#### Short problem:
Work through the material below and count the lines holding the word "file"; give that count and nothing more.

#### Dataset rows:
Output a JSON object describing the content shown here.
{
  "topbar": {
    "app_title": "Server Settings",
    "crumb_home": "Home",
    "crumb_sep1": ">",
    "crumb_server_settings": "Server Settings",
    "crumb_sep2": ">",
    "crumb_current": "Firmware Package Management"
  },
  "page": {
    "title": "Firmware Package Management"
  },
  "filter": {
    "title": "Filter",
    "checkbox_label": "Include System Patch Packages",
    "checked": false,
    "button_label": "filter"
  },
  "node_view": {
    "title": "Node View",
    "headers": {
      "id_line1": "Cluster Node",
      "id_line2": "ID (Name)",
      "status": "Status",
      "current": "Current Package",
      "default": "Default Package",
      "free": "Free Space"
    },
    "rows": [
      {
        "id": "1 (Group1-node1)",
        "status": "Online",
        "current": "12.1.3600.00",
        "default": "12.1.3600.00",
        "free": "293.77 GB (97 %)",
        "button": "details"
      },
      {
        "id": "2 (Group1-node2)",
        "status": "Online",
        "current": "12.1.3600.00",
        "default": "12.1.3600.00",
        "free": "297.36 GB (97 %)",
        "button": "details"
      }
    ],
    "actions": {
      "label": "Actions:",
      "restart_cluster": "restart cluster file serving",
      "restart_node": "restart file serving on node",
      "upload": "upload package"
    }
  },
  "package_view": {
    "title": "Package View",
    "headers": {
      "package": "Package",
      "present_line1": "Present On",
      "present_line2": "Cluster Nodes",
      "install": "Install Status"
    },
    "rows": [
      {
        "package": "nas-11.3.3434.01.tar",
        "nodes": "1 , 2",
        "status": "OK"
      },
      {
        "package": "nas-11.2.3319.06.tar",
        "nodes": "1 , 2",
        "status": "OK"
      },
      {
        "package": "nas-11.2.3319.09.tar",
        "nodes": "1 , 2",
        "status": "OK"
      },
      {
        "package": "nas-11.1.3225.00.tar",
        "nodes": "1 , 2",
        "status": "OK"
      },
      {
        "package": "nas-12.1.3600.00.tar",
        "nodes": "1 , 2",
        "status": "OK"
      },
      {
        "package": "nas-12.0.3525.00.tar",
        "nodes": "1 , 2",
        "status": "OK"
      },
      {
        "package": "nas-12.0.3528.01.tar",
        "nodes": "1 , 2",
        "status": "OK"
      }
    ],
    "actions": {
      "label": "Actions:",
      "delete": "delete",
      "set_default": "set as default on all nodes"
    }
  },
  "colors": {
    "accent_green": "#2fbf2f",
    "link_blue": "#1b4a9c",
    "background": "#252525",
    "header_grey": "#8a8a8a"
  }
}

#### Written solution:
2